§ **Excerpt provided**:
§ §

My approach is typically to mark loop INLINE.  This very often results in
the code I want (with vector, which I use more than lists), but it is a big
hammer to apply.

John

On Thu, Aug 28, 2014 at 5:56 AM, Dan Doel <dan.doel at gmail.com> wrote:

> I think talking about inlining of \$ may not be addressing the crux of the
> problem here.
>
> The issue seems to be about functions like the one in the first message.
> For instance:
>
>     loop :: (Int -> Int) -> Int
>     loop g = sum . map g \$ [1..1000000]
>
> Suppose for argument that we have a fusion framework that would handle
> this. The problem is that this does not actually turn into a loop over
> integers, because the constant [1..1000000] gets floated out. It instead
> builds a list/vector/whatever.
>
> By contrast, if we write:
>
>     loop' :: Int
>     loop' = sum . map (+1) \$ [1..1000000]
>
> this does turn into a loop over integers, with no intermediate list.
> Presumably this is due to there being no work to be saved ever by floating
> the list out. These are the examples people usually test fusion with.
>
> And if loop is small enough to inline, it turns out that the actual code
> that gets run will be the same as loop', because everything will get
> inlined and fused. But it is also possible to make loop big enough to not
> inline, and then the floating will pessimize the overall code.

§ §

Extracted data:
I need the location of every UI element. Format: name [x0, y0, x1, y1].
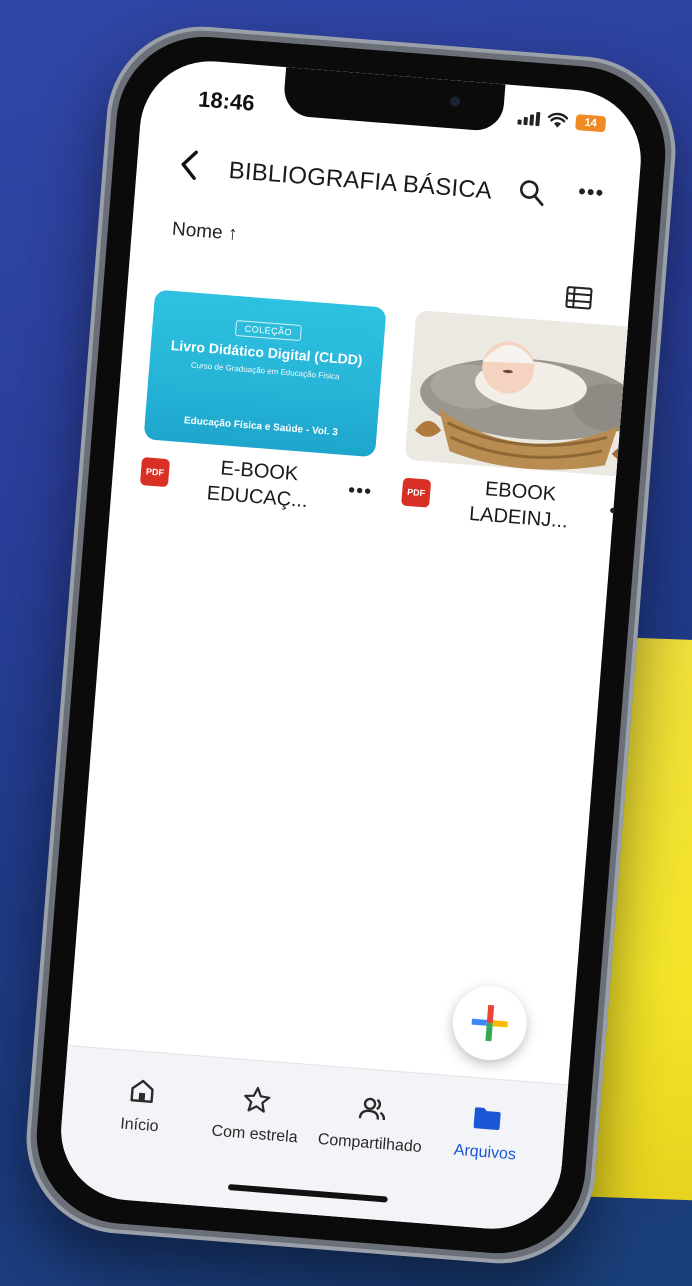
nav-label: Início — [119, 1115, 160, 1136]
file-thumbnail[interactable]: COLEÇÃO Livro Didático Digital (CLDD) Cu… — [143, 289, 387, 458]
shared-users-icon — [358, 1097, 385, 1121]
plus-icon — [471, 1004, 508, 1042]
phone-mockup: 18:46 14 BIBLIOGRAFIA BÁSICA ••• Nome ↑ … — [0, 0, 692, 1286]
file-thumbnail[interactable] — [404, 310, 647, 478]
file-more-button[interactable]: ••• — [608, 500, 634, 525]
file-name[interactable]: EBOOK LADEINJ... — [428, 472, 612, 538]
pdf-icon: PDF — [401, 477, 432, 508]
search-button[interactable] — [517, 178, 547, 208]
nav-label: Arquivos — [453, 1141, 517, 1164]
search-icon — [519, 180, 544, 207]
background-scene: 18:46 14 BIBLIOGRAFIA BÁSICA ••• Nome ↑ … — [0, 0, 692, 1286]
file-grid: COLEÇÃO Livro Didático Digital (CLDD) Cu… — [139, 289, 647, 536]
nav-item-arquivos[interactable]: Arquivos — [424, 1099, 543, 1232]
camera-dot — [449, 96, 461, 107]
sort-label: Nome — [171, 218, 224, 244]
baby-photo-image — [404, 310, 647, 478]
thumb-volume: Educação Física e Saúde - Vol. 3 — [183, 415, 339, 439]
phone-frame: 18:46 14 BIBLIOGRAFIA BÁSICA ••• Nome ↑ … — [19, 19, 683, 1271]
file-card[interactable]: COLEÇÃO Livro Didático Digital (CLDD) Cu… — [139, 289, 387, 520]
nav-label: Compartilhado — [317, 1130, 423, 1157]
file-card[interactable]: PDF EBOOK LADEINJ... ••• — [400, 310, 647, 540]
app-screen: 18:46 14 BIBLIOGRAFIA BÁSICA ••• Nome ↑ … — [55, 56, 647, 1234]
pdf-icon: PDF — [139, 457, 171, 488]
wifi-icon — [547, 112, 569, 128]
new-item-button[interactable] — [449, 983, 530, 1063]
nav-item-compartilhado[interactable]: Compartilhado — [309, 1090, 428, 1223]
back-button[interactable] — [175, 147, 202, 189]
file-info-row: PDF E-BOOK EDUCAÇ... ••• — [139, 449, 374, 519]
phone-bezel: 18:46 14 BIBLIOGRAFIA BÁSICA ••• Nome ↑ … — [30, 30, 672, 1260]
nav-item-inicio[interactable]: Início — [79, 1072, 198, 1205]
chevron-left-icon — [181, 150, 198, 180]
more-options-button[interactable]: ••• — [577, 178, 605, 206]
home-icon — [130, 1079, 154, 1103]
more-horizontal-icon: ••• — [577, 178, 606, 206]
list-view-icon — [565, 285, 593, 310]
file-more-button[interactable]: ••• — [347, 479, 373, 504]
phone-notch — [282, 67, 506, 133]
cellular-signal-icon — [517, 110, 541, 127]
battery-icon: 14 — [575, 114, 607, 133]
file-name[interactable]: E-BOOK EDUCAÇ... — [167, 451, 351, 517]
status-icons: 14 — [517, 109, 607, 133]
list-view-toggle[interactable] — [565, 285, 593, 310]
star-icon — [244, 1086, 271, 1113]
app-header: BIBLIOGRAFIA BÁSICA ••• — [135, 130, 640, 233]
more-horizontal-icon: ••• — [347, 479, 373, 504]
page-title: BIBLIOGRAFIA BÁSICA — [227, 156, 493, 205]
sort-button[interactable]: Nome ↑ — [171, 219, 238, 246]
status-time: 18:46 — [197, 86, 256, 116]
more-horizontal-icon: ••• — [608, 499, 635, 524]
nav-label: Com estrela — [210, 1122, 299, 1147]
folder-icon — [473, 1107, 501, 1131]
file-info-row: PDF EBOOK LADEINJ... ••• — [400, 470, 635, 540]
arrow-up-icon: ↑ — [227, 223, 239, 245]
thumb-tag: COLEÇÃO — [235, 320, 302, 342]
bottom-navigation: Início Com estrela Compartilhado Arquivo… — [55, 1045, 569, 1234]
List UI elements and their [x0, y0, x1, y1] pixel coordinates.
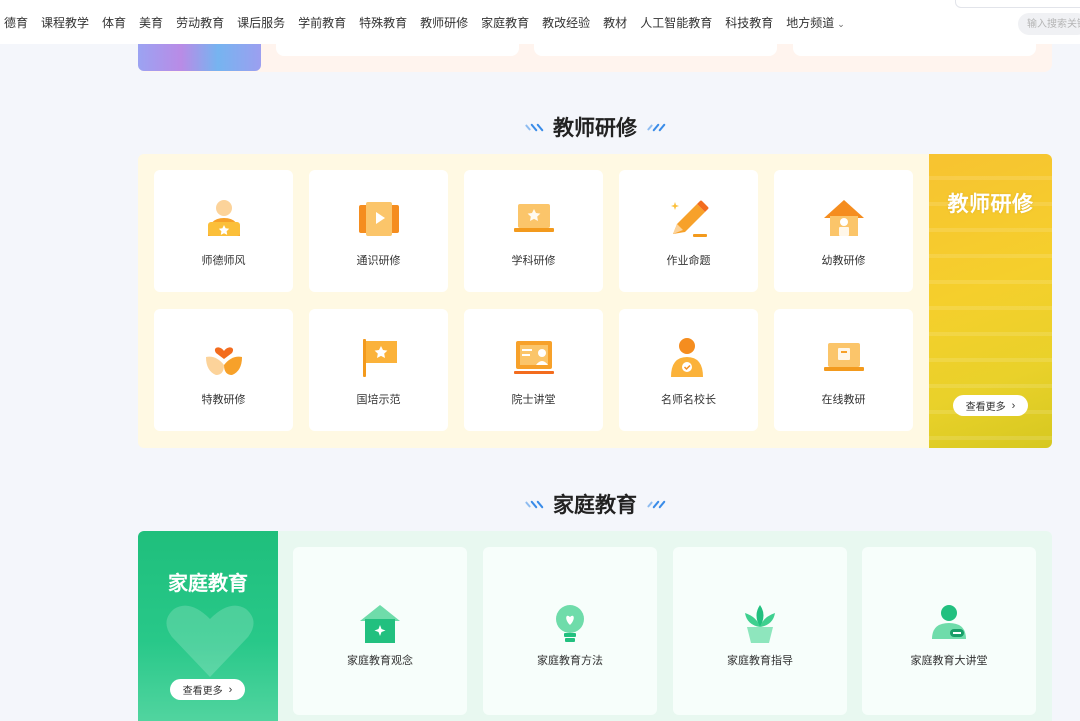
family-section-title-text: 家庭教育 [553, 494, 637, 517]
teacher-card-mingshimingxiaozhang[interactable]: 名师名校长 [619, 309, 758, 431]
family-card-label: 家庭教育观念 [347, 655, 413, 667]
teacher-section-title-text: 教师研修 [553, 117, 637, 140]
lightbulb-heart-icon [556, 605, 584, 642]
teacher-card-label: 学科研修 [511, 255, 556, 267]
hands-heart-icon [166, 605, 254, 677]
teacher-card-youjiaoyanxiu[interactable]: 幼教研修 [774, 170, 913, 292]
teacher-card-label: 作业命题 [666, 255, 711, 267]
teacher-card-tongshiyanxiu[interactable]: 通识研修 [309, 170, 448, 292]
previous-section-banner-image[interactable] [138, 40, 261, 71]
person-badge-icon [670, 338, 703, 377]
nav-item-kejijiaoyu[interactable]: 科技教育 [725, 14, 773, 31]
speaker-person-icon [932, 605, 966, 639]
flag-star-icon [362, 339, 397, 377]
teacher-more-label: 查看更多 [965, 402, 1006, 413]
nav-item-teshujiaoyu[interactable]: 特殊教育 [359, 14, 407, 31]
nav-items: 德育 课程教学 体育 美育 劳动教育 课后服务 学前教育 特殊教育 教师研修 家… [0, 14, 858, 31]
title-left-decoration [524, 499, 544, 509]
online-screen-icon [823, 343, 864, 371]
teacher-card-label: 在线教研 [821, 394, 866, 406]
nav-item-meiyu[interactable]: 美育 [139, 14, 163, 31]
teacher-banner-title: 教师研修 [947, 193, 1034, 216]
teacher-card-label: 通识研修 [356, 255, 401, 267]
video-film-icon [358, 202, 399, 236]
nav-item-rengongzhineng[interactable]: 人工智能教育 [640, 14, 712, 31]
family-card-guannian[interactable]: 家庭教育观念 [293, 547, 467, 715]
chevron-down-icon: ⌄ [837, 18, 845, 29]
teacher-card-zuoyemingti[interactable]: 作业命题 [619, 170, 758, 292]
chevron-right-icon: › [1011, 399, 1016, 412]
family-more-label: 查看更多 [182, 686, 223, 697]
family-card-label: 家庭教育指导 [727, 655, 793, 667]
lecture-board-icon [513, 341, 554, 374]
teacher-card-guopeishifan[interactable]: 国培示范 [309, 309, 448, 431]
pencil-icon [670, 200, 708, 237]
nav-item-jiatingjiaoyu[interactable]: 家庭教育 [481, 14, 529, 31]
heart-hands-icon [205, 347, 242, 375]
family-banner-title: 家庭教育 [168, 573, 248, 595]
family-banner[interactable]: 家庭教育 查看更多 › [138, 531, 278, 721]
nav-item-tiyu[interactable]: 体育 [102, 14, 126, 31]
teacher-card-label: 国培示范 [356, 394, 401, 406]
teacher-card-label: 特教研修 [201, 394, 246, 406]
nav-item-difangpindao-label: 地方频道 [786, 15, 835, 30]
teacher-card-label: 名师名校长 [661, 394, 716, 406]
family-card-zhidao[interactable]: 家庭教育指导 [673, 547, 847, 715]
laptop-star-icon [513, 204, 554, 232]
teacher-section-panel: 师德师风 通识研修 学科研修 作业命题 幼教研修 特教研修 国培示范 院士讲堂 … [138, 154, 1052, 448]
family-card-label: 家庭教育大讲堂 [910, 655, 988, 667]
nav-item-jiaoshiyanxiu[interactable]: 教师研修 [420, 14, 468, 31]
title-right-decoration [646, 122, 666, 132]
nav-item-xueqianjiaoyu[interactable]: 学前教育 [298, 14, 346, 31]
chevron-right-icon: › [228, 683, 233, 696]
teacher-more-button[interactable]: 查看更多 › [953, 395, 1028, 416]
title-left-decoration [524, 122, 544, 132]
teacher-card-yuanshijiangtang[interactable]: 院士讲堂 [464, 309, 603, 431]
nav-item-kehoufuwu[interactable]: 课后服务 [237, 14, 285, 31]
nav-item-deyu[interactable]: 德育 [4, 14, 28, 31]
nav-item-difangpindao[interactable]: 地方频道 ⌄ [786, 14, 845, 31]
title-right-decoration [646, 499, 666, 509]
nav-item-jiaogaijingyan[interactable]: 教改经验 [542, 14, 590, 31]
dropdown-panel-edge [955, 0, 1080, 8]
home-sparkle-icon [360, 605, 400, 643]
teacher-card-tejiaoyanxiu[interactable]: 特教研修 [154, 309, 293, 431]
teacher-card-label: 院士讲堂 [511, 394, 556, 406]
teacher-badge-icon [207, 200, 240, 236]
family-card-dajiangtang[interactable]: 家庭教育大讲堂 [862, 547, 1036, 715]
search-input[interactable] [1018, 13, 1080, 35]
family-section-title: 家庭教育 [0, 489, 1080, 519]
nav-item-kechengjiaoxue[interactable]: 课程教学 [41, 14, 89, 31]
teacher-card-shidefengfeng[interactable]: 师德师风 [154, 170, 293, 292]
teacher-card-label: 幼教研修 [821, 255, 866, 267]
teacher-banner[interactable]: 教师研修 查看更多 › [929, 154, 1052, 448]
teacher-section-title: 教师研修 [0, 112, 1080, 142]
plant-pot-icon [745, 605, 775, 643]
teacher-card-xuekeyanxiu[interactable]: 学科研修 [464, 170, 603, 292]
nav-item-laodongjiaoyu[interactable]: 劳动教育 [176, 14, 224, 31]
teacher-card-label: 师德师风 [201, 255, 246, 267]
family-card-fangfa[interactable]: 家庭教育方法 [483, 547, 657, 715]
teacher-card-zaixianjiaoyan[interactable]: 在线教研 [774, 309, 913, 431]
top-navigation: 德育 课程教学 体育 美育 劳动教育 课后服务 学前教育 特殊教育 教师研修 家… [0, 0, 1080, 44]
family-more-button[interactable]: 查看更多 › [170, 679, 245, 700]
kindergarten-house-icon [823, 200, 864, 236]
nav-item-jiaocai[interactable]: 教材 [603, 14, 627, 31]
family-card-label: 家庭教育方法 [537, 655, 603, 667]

§ §

Reproduce the part of the inlining excerpt that opens with the words "On Thu, Aug" and closes with "the first message.", changing "crux" to "heart". None of the data is needed here.

On Thu, Aug 28, 2014 at 5:56 AM, Dan Doel <dan.doel at gmail.com> wrote:

> I think talking about inlining of \$ may not be addressing the heart of the
> problem here.
>
> The issue seems to be about functions like the one in the first message.